● **GOAL**
Count the lines in the records below that contain the word "Induction", and give only that number.

Records from a collection of figures
■ ■ ■ ■ ■

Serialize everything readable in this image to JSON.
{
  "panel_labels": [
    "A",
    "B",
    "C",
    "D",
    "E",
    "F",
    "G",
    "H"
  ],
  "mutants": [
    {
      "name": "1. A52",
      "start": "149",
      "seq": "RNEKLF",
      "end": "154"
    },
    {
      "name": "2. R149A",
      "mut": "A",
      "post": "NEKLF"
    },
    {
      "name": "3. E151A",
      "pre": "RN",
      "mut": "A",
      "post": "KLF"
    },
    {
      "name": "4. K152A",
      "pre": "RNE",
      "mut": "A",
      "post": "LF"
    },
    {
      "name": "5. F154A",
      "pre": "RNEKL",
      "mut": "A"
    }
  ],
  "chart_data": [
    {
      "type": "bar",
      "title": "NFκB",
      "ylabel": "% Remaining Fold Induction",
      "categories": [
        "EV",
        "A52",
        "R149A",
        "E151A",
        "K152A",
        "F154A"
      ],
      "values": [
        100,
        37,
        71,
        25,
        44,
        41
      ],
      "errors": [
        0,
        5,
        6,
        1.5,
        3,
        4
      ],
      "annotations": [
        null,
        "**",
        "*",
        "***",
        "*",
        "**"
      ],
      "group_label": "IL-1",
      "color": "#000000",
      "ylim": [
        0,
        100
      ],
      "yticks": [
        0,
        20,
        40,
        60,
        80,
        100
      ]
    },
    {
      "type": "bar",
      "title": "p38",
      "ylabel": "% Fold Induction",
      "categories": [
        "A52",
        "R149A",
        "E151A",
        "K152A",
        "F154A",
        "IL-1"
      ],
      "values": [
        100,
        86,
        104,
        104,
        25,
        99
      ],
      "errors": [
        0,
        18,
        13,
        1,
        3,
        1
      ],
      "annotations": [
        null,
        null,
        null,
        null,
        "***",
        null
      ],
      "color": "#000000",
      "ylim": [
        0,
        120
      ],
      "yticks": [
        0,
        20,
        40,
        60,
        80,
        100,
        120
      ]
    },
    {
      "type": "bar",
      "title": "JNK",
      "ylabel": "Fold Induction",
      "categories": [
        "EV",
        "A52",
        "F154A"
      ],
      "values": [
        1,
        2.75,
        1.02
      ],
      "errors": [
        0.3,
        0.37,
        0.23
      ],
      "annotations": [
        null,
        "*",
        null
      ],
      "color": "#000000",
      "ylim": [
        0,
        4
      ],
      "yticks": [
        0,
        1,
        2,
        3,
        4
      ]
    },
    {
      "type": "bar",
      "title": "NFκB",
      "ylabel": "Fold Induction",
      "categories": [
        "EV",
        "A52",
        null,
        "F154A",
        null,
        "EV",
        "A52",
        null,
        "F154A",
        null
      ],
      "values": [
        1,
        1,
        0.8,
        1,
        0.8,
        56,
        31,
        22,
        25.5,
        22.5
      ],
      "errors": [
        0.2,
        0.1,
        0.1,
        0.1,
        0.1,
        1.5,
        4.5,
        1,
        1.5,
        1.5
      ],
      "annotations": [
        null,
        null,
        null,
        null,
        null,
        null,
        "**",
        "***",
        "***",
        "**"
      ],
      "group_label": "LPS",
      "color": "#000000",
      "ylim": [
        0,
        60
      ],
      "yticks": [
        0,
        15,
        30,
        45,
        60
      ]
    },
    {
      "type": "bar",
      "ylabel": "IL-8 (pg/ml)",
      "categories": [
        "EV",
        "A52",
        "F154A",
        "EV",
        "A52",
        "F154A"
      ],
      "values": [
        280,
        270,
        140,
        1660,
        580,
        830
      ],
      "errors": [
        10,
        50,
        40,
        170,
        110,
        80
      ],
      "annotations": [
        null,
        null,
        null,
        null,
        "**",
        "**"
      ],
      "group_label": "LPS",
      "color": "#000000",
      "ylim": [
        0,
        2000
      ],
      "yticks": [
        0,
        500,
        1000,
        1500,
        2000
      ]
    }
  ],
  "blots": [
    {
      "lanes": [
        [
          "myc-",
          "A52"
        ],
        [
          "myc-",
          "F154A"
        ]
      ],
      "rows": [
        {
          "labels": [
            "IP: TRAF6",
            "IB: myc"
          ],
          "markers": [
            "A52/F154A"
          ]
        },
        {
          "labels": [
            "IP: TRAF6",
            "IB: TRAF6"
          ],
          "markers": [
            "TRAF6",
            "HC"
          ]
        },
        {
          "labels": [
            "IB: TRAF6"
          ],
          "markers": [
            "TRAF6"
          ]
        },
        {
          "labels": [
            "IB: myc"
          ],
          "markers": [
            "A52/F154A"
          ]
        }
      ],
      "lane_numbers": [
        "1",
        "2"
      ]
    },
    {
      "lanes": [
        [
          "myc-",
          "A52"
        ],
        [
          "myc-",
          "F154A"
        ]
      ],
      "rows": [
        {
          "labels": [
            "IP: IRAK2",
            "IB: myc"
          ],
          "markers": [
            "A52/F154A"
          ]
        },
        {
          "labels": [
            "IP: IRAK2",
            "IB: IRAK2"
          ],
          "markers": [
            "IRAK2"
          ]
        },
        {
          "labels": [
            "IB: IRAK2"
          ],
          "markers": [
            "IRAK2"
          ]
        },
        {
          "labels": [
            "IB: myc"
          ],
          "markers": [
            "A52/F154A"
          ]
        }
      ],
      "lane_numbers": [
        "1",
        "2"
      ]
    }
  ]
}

■ ■ ■ ■ ■

● **REPLY**
4